▶ **STATED PROBLEM**
Restate the records below word for word, and omit the images they hold.

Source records
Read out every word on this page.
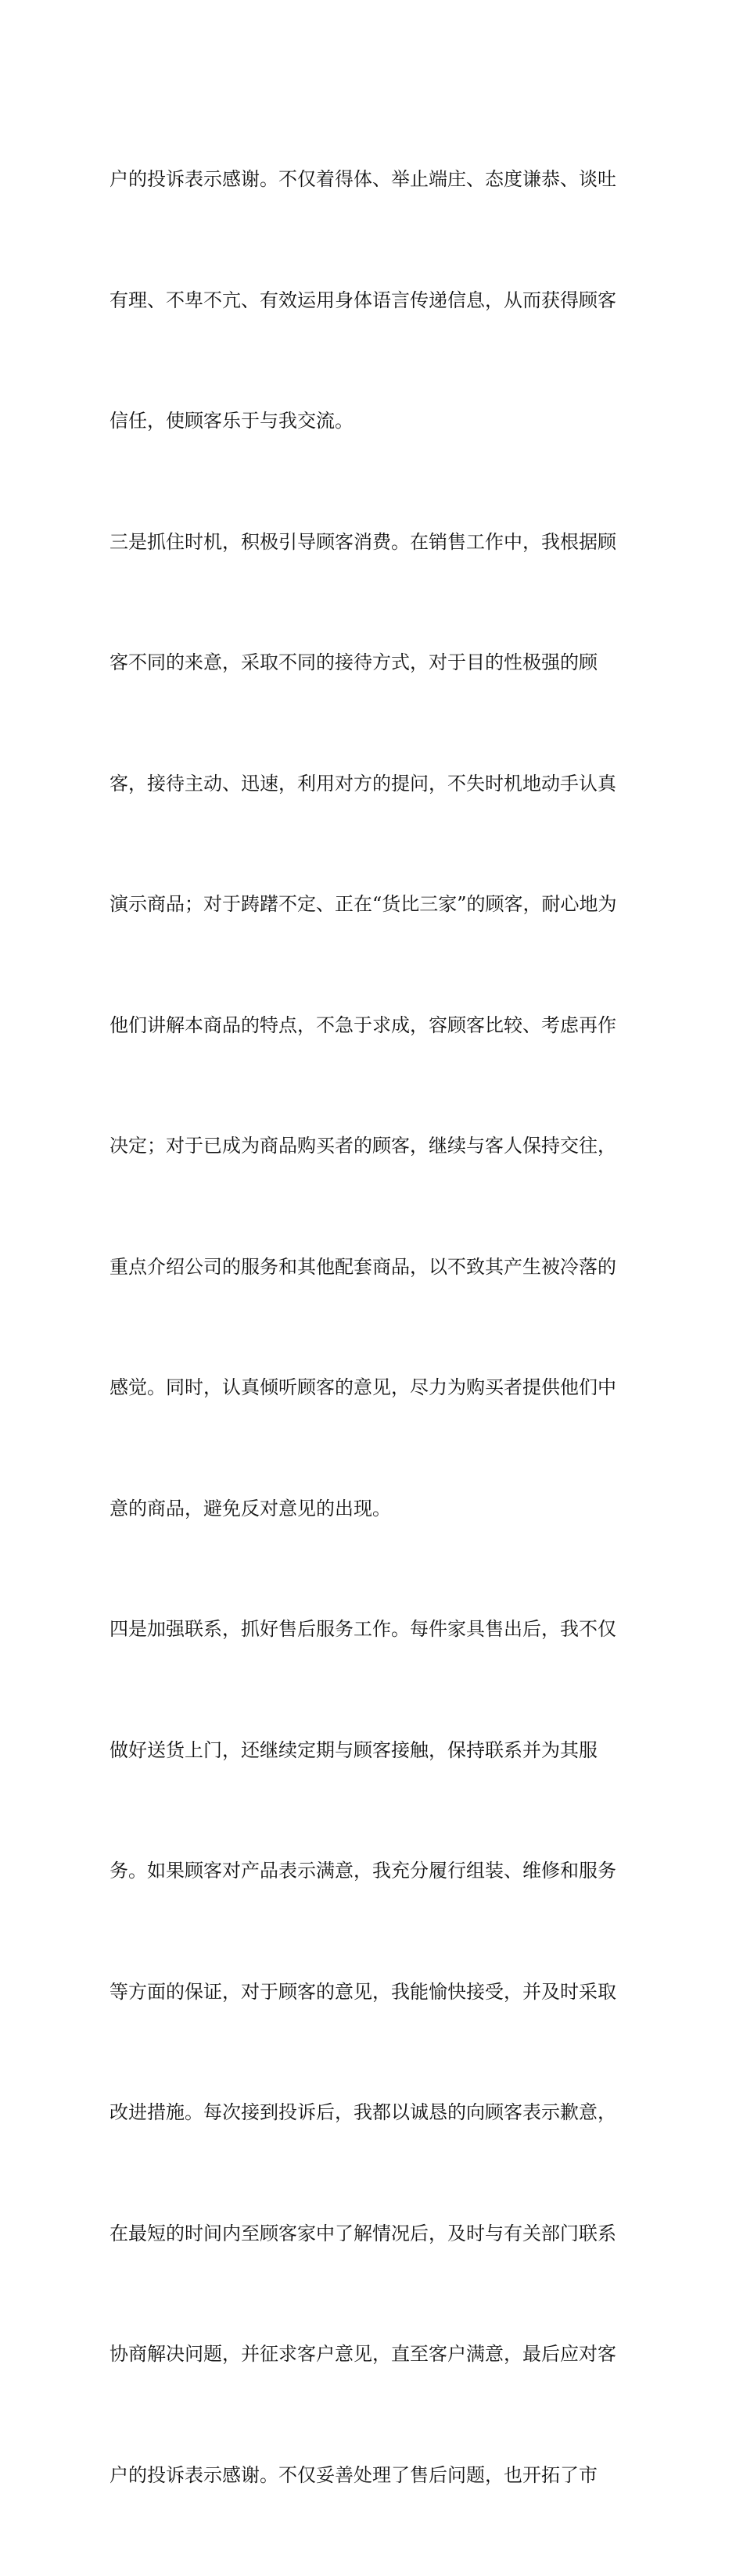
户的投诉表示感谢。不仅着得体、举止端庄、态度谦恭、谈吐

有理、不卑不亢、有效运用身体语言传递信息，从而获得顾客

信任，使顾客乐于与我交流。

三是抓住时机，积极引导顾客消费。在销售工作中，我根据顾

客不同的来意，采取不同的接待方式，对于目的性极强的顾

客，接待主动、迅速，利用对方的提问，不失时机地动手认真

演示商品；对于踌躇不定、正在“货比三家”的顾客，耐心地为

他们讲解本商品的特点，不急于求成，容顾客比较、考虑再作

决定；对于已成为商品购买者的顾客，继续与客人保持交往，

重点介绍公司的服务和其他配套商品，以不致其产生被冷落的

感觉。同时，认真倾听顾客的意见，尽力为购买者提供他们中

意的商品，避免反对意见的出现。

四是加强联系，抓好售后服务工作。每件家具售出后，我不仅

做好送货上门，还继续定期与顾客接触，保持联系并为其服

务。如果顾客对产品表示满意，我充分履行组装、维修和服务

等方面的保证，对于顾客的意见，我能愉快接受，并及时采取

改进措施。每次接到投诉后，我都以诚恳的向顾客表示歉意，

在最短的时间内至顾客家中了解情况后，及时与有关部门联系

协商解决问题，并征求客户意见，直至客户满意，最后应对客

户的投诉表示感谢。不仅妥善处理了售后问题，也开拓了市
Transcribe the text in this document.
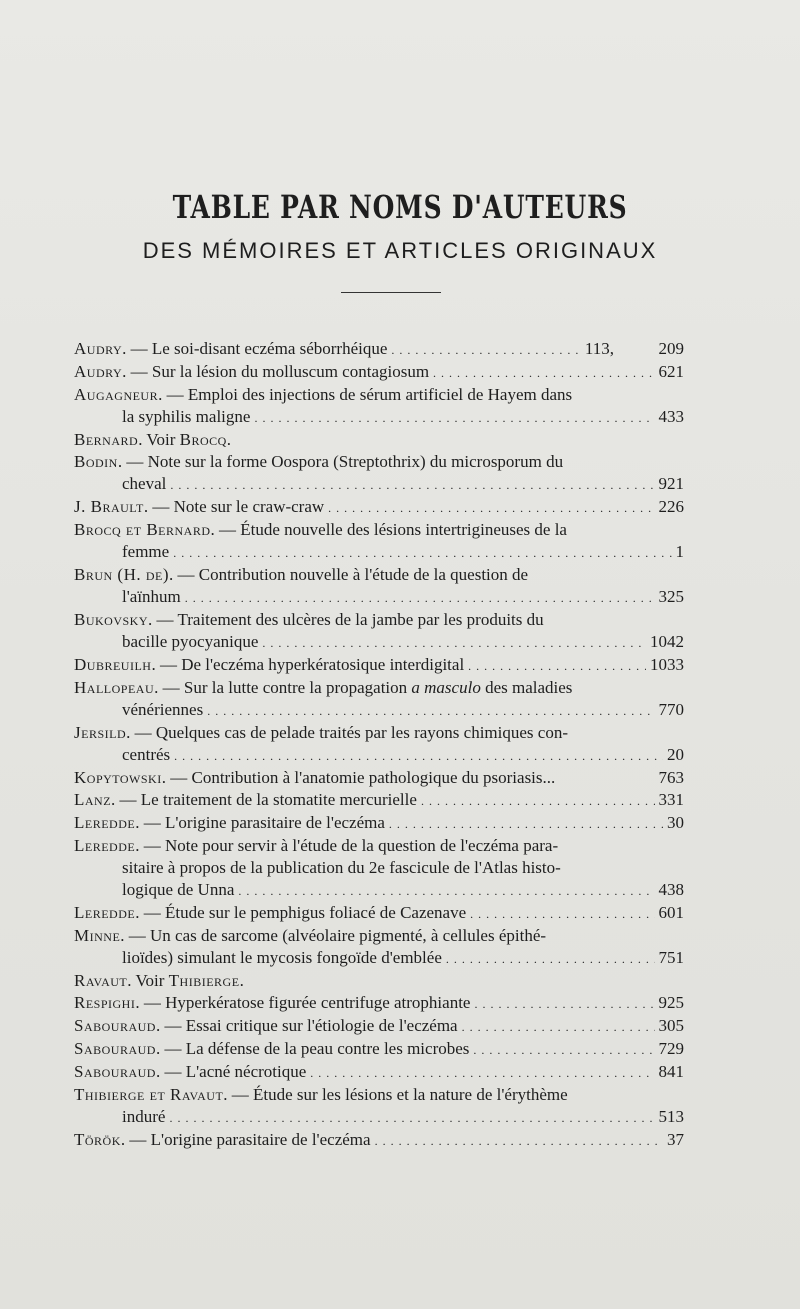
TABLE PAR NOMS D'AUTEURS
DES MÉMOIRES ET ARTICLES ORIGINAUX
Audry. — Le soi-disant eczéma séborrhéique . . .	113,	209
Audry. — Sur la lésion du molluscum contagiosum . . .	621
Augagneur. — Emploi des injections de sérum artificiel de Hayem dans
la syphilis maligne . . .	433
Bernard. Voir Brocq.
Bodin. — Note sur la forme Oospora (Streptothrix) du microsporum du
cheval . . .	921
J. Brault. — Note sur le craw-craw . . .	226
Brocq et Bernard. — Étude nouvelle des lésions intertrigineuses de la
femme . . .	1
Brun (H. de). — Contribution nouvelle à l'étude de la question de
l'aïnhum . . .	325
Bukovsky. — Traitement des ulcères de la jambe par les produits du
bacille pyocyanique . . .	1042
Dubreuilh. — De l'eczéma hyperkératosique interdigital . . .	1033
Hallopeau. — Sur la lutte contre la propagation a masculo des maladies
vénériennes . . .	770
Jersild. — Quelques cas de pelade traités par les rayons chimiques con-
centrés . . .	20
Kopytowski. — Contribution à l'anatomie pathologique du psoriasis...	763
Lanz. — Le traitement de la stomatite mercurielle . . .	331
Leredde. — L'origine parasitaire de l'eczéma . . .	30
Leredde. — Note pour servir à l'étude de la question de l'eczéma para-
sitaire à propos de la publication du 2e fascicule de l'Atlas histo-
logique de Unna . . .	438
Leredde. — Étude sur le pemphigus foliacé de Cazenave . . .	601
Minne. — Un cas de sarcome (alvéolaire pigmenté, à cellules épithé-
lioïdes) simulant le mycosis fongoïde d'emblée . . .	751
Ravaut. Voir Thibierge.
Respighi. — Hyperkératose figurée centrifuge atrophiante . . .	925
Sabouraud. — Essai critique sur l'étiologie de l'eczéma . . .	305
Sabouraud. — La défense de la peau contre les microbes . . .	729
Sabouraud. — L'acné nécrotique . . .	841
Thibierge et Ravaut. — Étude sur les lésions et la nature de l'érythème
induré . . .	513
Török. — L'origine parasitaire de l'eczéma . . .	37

▶ **TASK OUTPUT**
Read out every word on this page.
户的投诉表示感谢。不仅着得体、举止端庄、态度谦恭、谈吐

有理、不卑不亢、有效运用身体语言传递信息，从而获得顾客

信任，使顾客乐于与我交流。

三是抓住时机，积极引导顾客消费。在销售工作中，我根据顾

客不同的来意，采取不同的接待方式，对于目的性极强的顾

客，接待主动、迅速，利用对方的提问，不失时机地动手认真

演示商品；对于踌躇不定、正在“货比三家”的顾客，耐心地为

他们讲解本商品的特点，不急于求成，容顾客比较、考虑再作

决定；对于已成为商品购买者的顾客，继续与客人保持交往，

重点介绍公司的服务和其他配套商品，以不致其产生被冷落的

感觉。同时，认真倾听顾客的意见，尽力为购买者提供他们中

意的商品，避免反对意见的出现。

四是加强联系，抓好售后服务工作。每件家具售出后，我不仅

做好送货上门，还继续定期与顾客接触，保持联系并为其服

务。如果顾客对产品表示满意，我充分履行组装、维修和服务

等方面的保证，对于顾客的意见，我能愉快接受，并及时采取

改进措施。每次接到投诉后，我都以诚恳的向顾客表示歉意，

在最短的时间内至顾客家中了解情况后，及时与有关部门联系

协商解决问题，并征求客户意见，直至客户满意，最后应对客

户的投诉表示感谢。不仅妥善处理了售后问题，也开拓了市
Transcribe the text in this document.
TABLE PAR NOMS D'AUTEURS
DES MÉMOIRES ET ARTICLES ORIGINAUX
Audry. — Le soi-disant eczéma séborrhéique . . .	113,	209
Audry. — Sur la lésion du molluscum contagiosum . . .	621
Augagneur. — Emploi des injections de sérum artificiel de Hayem dans
la syphilis maligne . . .	433
Bernard. Voir Brocq.
Bodin. — Note sur la forme Oospora (Streptothrix) du microsporum du
cheval . . .	921
J. Brault. — Note sur le craw-craw . . .	226
Brocq et Bernard. — Étude nouvelle des lésions intertrigineuses de la
femme . . .	1
Brun (H. de). — Contribution nouvelle à l'étude de la question de
l'aïnhum . . .	325
Bukovsky. — Traitement des ulcères de la jambe par les produits du
bacille pyocyanique . . .	1042
Dubreuilh. — De l'eczéma hyperkératosique interdigital . . .	1033
Hallopeau. — Sur la lutte contre la propagation a masculo des maladies
vénériennes . . .	770
Jersild. — Quelques cas de pelade traités par les rayons chimiques con-
centrés . . .	20
Kopytowski. — Contribution à l'anatomie pathologique du psoriasis...	763
Lanz. — Le traitement de la stomatite mercurielle . . .	331
Leredde. — L'origine parasitaire de l'eczéma . . .	30
Leredde. — Note pour servir à l'étude de la question de l'eczéma para-
sitaire à propos de la publication du 2e fascicule de l'Atlas histo-
logique de Unna . . .	438
Leredde. — Étude sur le pemphigus foliacé de Cazenave . . .	601
Minne. — Un cas de sarcome (alvéolaire pigmenté, à cellules épithé-
lioïdes) simulant le mycosis fongoïde d'emblée . . .	751
Ravaut. Voir Thibierge.
Respighi. — Hyperkératose figurée centrifuge atrophiante . . .	925
Sabouraud. — Essai critique sur l'étiologie de l'eczéma . . .	305
Sabouraud. — La défense de la peau contre les microbes . . .	729
Sabouraud. — L'acné nécrotique . . .	841
Thibierge et Ravaut. — Étude sur les lésions et la nature de l'érythème
induré . . .	513
Török. — L'origine parasitaire de l'eczéma . . .	37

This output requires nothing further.